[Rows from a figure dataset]
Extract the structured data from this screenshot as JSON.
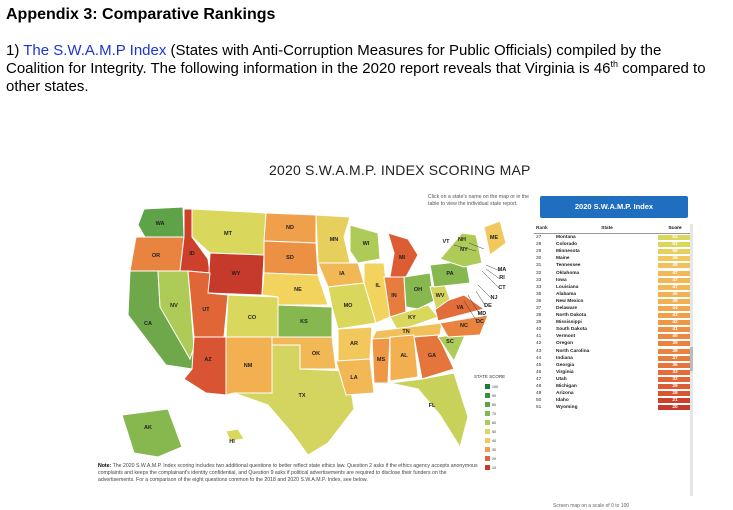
{
  "heading": "Appendix 3: Comparative Rankings",
  "para": {
    "prefix": "1) ",
    "link": "The S.W.A.M.P Index",
    "rest": " (States with Anti-Corruption Measures for Public Officials) compiled by the Coalition for Integrity.  The following information in the 2020 report reveals that Virginia is 46",
    "sup": "th",
    "end": " compared to other states."
  },
  "figure": {
    "title": "2020 S.W.A.M.P. INDEX SCORING MAP",
    "hint": "Click on a state's name on the map or in the table to view the individual state report.",
    "legend_title": "STATE SCORE",
    "legend": [
      {
        "label": "100",
        "color": "#1e7b34"
      },
      {
        "label": "90",
        "color": "#3b8f3a"
      },
      {
        "label": "80",
        "color": "#5fa348"
      },
      {
        "label": "70",
        "color": "#86b84f"
      },
      {
        "label": "60",
        "color": "#aecb58"
      },
      {
        "label": "50",
        "color": "#d9d75c"
      },
      {
        "label": "40",
        "color": "#f2c85c"
      },
      {
        "label": "30",
        "color": "#f0a04a"
      },
      {
        "label": "20",
        "color": "#e0663a"
      },
      {
        "label": "10",
        "color": "#c53a2a"
      }
    ],
    "note_label": "Note:",
    "note": " The 2020 S.W.A.M.P. Index scoring includes two additional questions to better reflect state ethics law. Question 2 asks if the ethics agency accepts anonymous complaints and keeps the complainant's identity confidential, and Question 9 asks if political advertisements are required to disclose their funders on the advertisements. For a comparison of the eight questions common to the 2018 and 2020 S.W.A.M.P. Index, see below.",
    "cut_text": "Screen map on a scale of 0 to 100"
  },
  "table": {
    "title": "2020 S.W.A.M.P. Index",
    "headers": {
      "rank": "Rank",
      "state": "State",
      "score": "Score"
    },
    "rows": [
      {
        "rank": "27",
        "state": "Montana",
        "score": "53",
        "color": "#d9d75c"
      },
      {
        "rank": "28",
        "state": "Colorado",
        "score": "51",
        "color": "#d9d75c"
      },
      {
        "rank": "29",
        "state": "Minnesota",
        "score": "50",
        "color": "#e6cf5c"
      },
      {
        "rank": "30",
        "state": "Maine",
        "score": "49",
        "color": "#f0c85c"
      },
      {
        "rank": "31",
        "state": "Tennessee",
        "score": "48",
        "color": "#f2c05a"
      },
      {
        "rank": "32",
        "state": "Oklahoma",
        "score": "47",
        "color": "#f2b855"
      },
      {
        "rank": "33",
        "state": "Iowa",
        "score": "47",
        "color": "#f2b855"
      },
      {
        "rank": "33",
        "state": "Louisiana",
        "score": "47",
        "color": "#f2b855"
      },
      {
        "rank": "35",
        "state": "Alabama",
        "score": "46",
        "color": "#f2b050"
      },
      {
        "rank": "36",
        "state": "New Mexico",
        "score": "46",
        "color": "#f2b050"
      },
      {
        "rank": "37",
        "state": "Delaware",
        "score": "44",
        "color": "#f0a84c"
      },
      {
        "rank": "38",
        "state": "North Dakota",
        "score": "43",
        "color": "#f0a04a"
      },
      {
        "rank": "39",
        "state": "Mississippi",
        "score": "42",
        "color": "#ee9846"
      },
      {
        "rank": "40",
        "state": "South Dakota",
        "score": "41",
        "color": "#ec9044"
      },
      {
        "rank": "41",
        "state": "Vermont",
        "score": "40",
        "color": "#ea8a42"
      },
      {
        "rank": "42",
        "state": "Oregon",
        "score": "39",
        "color": "#e88440"
      },
      {
        "rank": "43",
        "state": "North Carolina",
        "score": "39",
        "color": "#e88440"
      },
      {
        "rank": "44",
        "state": "Indiana",
        "score": "37",
        "color": "#e67c3e"
      },
      {
        "rank": "45",
        "state": "Georgia",
        "score": "36",
        "color": "#e4763c"
      },
      {
        "rank": "46",
        "state": "Virginia",
        "score": "33",
        "color": "#e26c3a"
      },
      {
        "rank": "47",
        "state": "Utah",
        "score": "32",
        "color": "#e06638"
      },
      {
        "rank": "48",
        "state": "Michigan",
        "score": "29",
        "color": "#dc5c34"
      },
      {
        "rank": "49",
        "state": "Arizona",
        "score": "28",
        "color": "#d85432"
      },
      {
        "rank": "50",
        "state": "Idaho",
        "score": "21",
        "color": "#cc402c"
      },
      {
        "rank": "51",
        "state": "Wyoming",
        "score": "20",
        "color": "#c53a2a"
      }
    ]
  },
  "map": {
    "states": [
      {
        "abbr": "WA",
        "color": "#5fa348"
      },
      {
        "abbr": "OR",
        "color": "#e88440"
      },
      {
        "abbr": "CA",
        "color": "#6fa84a"
      },
      {
        "abbr": "NV",
        "color": "#aecb58"
      },
      {
        "abbr": "ID",
        "color": "#cc402c"
      },
      {
        "abbr": "MT",
        "color": "#d9d75c"
      },
      {
        "abbr": "WY",
        "color": "#c53a2a"
      },
      {
        "abbr": "UT",
        "color": "#e06638"
      },
      {
        "abbr": "AZ",
        "color": "#d85432"
      },
      {
        "abbr": "CO",
        "color": "#d9d75c"
      },
      {
        "abbr": "NM",
        "color": "#f2b050"
      },
      {
        "abbr": "ND",
        "color": "#f0a04a"
      },
      {
        "abbr": "SD",
        "color": "#ec9044"
      },
      {
        "abbr": "NE",
        "color": "#f2d35e"
      },
      {
        "abbr": "KS",
        "color": "#86b84f"
      },
      {
        "abbr": "OK",
        "color": "#f2b855"
      },
      {
        "abbr": "TX",
        "color": "#d4d560"
      },
      {
        "abbr": "MN",
        "color": "#e6cf5c"
      },
      {
        "abbr": "IA",
        "color": "#f2b855"
      },
      {
        "abbr": "MO",
        "color": "#d9d75c"
      },
      {
        "abbr": "AR",
        "color": "#f2c85c"
      },
      {
        "abbr": "LA",
        "color": "#f2b855"
      },
      {
        "abbr": "WI",
        "color": "#aecb58"
      },
      {
        "abbr": "IL",
        "color": "#f2d35e"
      },
      {
        "abbr": "MS",
        "color": "#ee9846"
      },
      {
        "abbr": "MI",
        "color": "#dc5c34"
      },
      {
        "abbr": "IN",
        "color": "#e67c3e"
      },
      {
        "abbr": "KY",
        "color": "#d9d75c"
      },
      {
        "abbr": "TN",
        "color": "#f2c05a"
      },
      {
        "abbr": "AL",
        "color": "#f2b050"
      },
      {
        "abbr": "OH",
        "color": "#86b84f"
      },
      {
        "abbr": "GA",
        "color": "#e4763c"
      },
      {
        "abbr": "FL",
        "color": "#c8d25a"
      },
      {
        "abbr": "SC",
        "color": "#aecb58"
      },
      {
        "abbr": "NC",
        "color": "#e88440"
      },
      {
        "abbr": "VA",
        "color": "#e26c3a"
      },
      {
        "abbr": "WV",
        "color": "#d4d560"
      },
      {
        "abbr": "PA",
        "color": "#86b84f"
      },
      {
        "abbr": "NY",
        "color": "#aecb58"
      },
      {
        "abbr": "ME",
        "color": "#f0c85c"
      },
      {
        "abbr": "AK",
        "color": "#86b84f"
      },
      {
        "abbr": "HI",
        "color": "#d9d75c"
      }
    ],
    "callouts": [
      "NH",
      "VT",
      "MA",
      "RI",
      "CT",
      "NJ",
      "DE",
      "MD",
      "DC"
    ]
  }
}
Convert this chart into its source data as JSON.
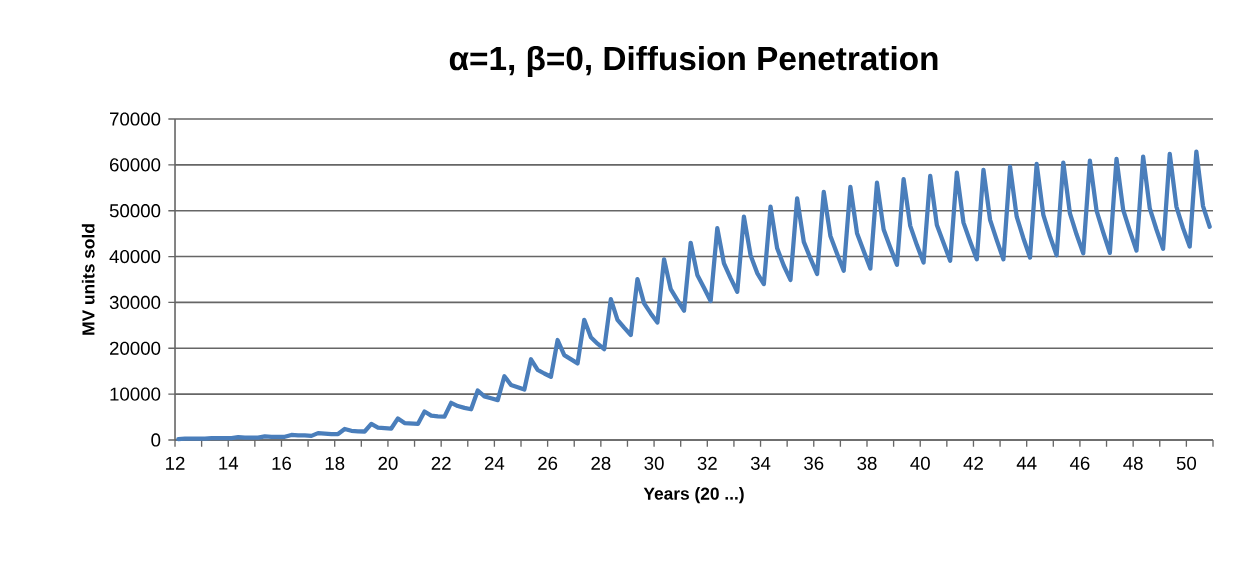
{
  "chart_data": {
    "type": "line",
    "title": "α=1, β=0, Diffusion Penetration",
    "xlabel": "Years (20 ...)",
    "ylabel": "MV units sold",
    "xlim": [
      12,
      51
    ],
    "ylim": [
      0,
      70000
    ],
    "xticks": [
      {
        "value": 12,
        "label": "12"
      },
      {
        "value": 13,
        "label": null
      },
      {
        "value": 14,
        "label": "14"
      },
      {
        "value": 15,
        "label": null
      },
      {
        "value": 16,
        "label": "16"
      },
      {
        "value": 17,
        "label": null
      },
      {
        "value": 18,
        "label": "18"
      },
      {
        "value": 19,
        "label": null
      },
      {
        "value": 20,
        "label": "20"
      },
      {
        "value": 21,
        "label": null
      },
      {
        "value": 22,
        "label": "22"
      },
      {
        "value": 23,
        "label": null
      },
      {
        "value": 24,
        "label": "24"
      },
      {
        "value": 25,
        "label": null
      },
      {
        "value": 26,
        "label": "26"
      },
      {
        "value": 27,
        "label": null
      },
      {
        "value": 28,
        "label": "28"
      },
      {
        "value": 29,
        "label": null
      },
      {
        "value": 30,
        "label": "30"
      },
      {
        "value": 31,
        "label": null
      },
      {
        "value": 32,
        "label": "32"
      },
      {
        "value": 33,
        "label": null
      },
      {
        "value": 34,
        "label": "34"
      },
      {
        "value": 35,
        "label": null
      },
      {
        "value": 36,
        "label": "36"
      },
      {
        "value": 37,
        "label": null
      },
      {
        "value": 38,
        "label": "38"
      },
      {
        "value": 39,
        "label": null
      },
      {
        "value": 40,
        "label": "40"
      },
      {
        "value": 41,
        "label": null
      },
      {
        "value": 42,
        "label": "42"
      },
      {
        "value": 43,
        "label": null
      },
      {
        "value": 44,
        "label": "44"
      },
      {
        "value": 45,
        "label": null
      },
      {
        "value": 46,
        "label": "46"
      },
      {
        "value": 47,
        "label": null
      },
      {
        "value": 48,
        "label": "48"
      },
      {
        "value": 49,
        "label": null
      },
      {
        "value": 50,
        "label": "50"
      },
      {
        "value": 51,
        "label": null
      }
    ],
    "yticks": [
      0,
      10000,
      20000,
      30000,
      40000,
      50000,
      60000,
      70000
    ],
    "grid": "y",
    "marker": "none",
    "line_style": "solid",
    "x": [
      12.125,
      12.375,
      12.625,
      12.875,
      13.125,
      13.375,
      13.625,
      13.875,
      14.125,
      14.375,
      14.625,
      14.875,
      15.125,
      15.375,
      15.625,
      15.875,
      16.125,
      16.375,
      16.625,
      16.875,
      17.125,
      17.375,
      17.625,
      17.875,
      18.125,
      18.375,
      18.625,
      18.875,
      19.125,
      19.375,
      19.625,
      19.875,
      20.125,
      20.375,
      20.625,
      20.875,
      21.125,
      21.375,
      21.625,
      21.875,
      22.125,
      22.375,
      22.625,
      22.875,
      23.125,
      23.375,
      23.625,
      23.875,
      24.125,
      24.375,
      24.625,
      24.875,
      25.125,
      25.375,
      25.625,
      25.875,
      26.125,
      26.375,
      26.625,
      26.875,
      27.125,
      27.375,
      27.625,
      27.875,
      28.125,
      28.375,
      28.625,
      28.875,
      29.125,
      29.375,
      29.625,
      29.875,
      30.125,
      30.375,
      30.625,
      30.875,
      31.125,
      31.375,
      31.625,
      31.875,
      32.125,
      32.375,
      32.625,
      32.875,
      33.125,
      33.375,
      33.625,
      33.875,
      34.125,
      34.375,
      34.625,
      34.875,
      35.125,
      35.375,
      35.625,
      35.875,
      36.125,
      36.375,
      36.625,
      36.875,
      37.125,
      37.375,
      37.625,
      37.875,
      38.125,
      38.375,
      38.625,
      38.875,
      39.125,
      39.375,
      39.625,
      39.875,
      40.125,
      40.375,
      40.625,
      40.875,
      41.125,
      41.375,
      41.625,
      41.875,
      42.125,
      42.375,
      42.625,
      42.875,
      43.125,
      43.375,
      43.625,
      43.875,
      44.125,
      44.375,
      44.625,
      44.875,
      45.125,
      45.375,
      45.625,
      45.875,
      46.125,
      46.375,
      46.625,
      46.875,
      47.125,
      47.375,
      47.625,
      47.875,
      48.125,
      48.375,
      48.625,
      48.875,
      49.125,
      49.375,
      49.625,
      49.875,
      50.125,
      50.375,
      50.625,
      50.875
    ],
    "series": [
      {
        "color": "#4a7ebb",
        "values": [
          200,
          300,
          300,
          300,
          300,
          400,
          400,
          400,
          400,
          600,
          500,
          500,
          500,
          800,
          700,
          700,
          700,
          1100,
          1000,
          1000,
          900,
          1500,
          1400,
          1300,
          1300,
          2400,
          2000,
          1900,
          1850,
          3500,
          2700,
          2600,
          2500,
          4700,
          3700,
          3600,
          3500,
          6200,
          5300,
          5150,
          5100,
          8100,
          7400,
          7000,
          6700,
          10800,
          9500,
          9100,
          8700,
          13900,
          12000,
          11500,
          11000,
          17600,
          15300,
          14500,
          13800,
          21800,
          18500,
          17600,
          16700,
          26200,
          22400,
          21000,
          19800,
          30700,
          26200,
          24500,
          22900,
          35100,
          29800,
          27600,
          25600,
          39400,
          32900,
          30500,
          28200,
          43000,
          36000,
          33200,
          30300,
          46200,
          38500,
          35300,
          32300,
          48700,
          40300,
          36400,
          34000,
          50900,
          41800,
          38000,
          34900,
          52700,
          43200,
          39600,
          36200,
          54100,
          44500,
          40600,
          36900,
          55200,
          45100,
          41200,
          37400,
          56100,
          45900,
          42000,
          38200,
          56900,
          46700,
          42500,
          38700,
          57600,
          46900,
          43000,
          39100,
          58300,
          47400,
          43300,
          39400,
          58900,
          48000,
          43600,
          39400,
          59600,
          48700,
          44000,
          39800,
          60200,
          49100,
          44400,
          40300,
          60500,
          49400,
          44800,
          40700,
          60900,
          50000,
          45300,
          40800,
          61300,
          50200,
          45600,
          41300,
          61800,
          50500,
          45900,
          41700,
          62400,
          50900,
          46200,
          42200,
          62900,
          51000,
          46500
        ]
      }
    ]
  }
}
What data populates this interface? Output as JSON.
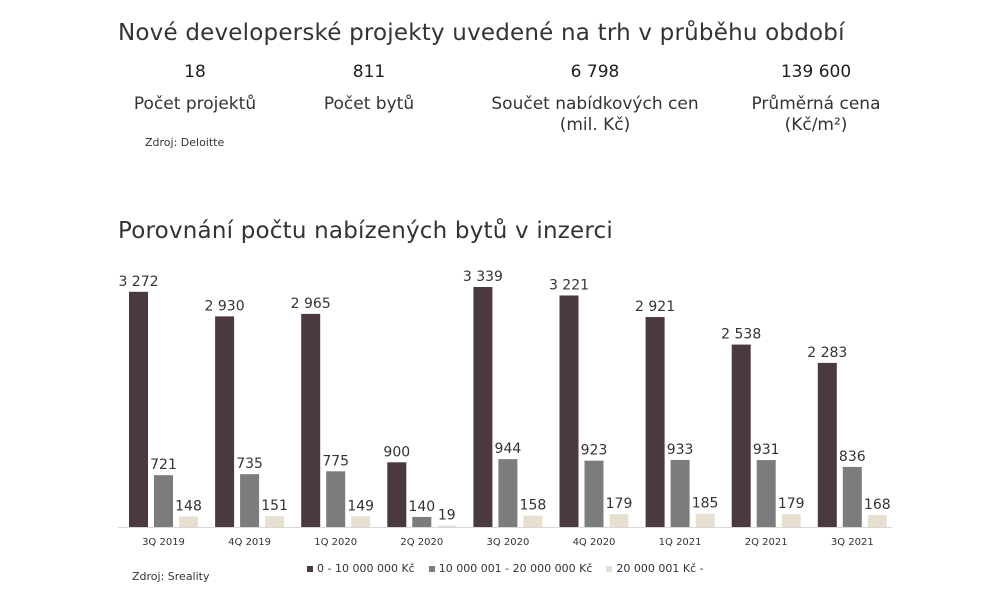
{
  "header": {
    "title": "Nové developerské projekty uvedené na trh v průběhu období",
    "stats": [
      {
        "value": "18",
        "label_lines": [
          "Počet projektů"
        ]
      },
      {
        "value": "811",
        "label_lines": [
          "Počet bytů"
        ]
      },
      {
        "value": "6 798",
        "label_lines": [
          "Součet nabídkových cen",
          "(mil. Kč)"
        ]
      },
      {
        "value": "139 600",
        "label_lines": [
          "Průměrná cena",
          "(Kč/m²)"
        ]
      }
    ],
    "source": "Zdroj: Deloitte"
  },
  "chart_section": {
    "title": "Porovnání počtu nabízených bytů v inzerci",
    "source": "Zdroj: Sreality"
  },
  "chart_data": {
    "type": "bar",
    "categories": [
      "3Q 2019",
      "4Q 2019",
      "1Q 2020",
      "2Q 2020",
      "3Q 2020",
      "4Q 2020",
      "1Q 2021",
      "2Q 2021",
      "3Q 2021"
    ],
    "series": [
      {
        "name": "0 - 10 000 000 Kč",
        "color": "#4a3a3f",
        "values": [
          3272,
          2930,
          2965,
          900,
          3339,
          3221,
          2921,
          2538,
          2283
        ],
        "labels": [
          "3 272",
          "2 930",
          "2 965",
          "900",
          "3 339",
          "3 221",
          "2 921",
          "2 538",
          "2 283"
        ]
      },
      {
        "name": "10 000 001 - 20 000 000 Kč",
        "color": "#7c7c7c",
        "values": [
          721,
          735,
          775,
          140,
          944,
          923,
          933,
          931,
          836
        ],
        "labels": [
          "721",
          "735",
          "775",
          "140",
          "944",
          "923",
          "933",
          "931",
          "836"
        ]
      },
      {
        "name": "20 000 001 Kč -",
        "color": "#e7e0d0",
        "values": [
          148,
          151,
          149,
          19,
          158,
          179,
          185,
          179,
          168
        ],
        "labels": [
          "148",
          "151",
          "149",
          "19",
          "158",
          "179",
          "185",
          "179",
          "168"
        ]
      }
    ],
    "ylim": [
      0,
      3339
    ],
    "grid": false,
    "legend_position": "bottom"
  }
}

Description of the task: Look through the records and gather each line with the word "report".

Solution for this problem:
    "rest": " (States with Anti-Corruption Measures for Public Officials) compiled by the Coalition for Integrity.  The following information in the 2020 report reveals that Virginia is 46",
    "hint": "Click on a state's name on the map or in the table to view the individual state report.",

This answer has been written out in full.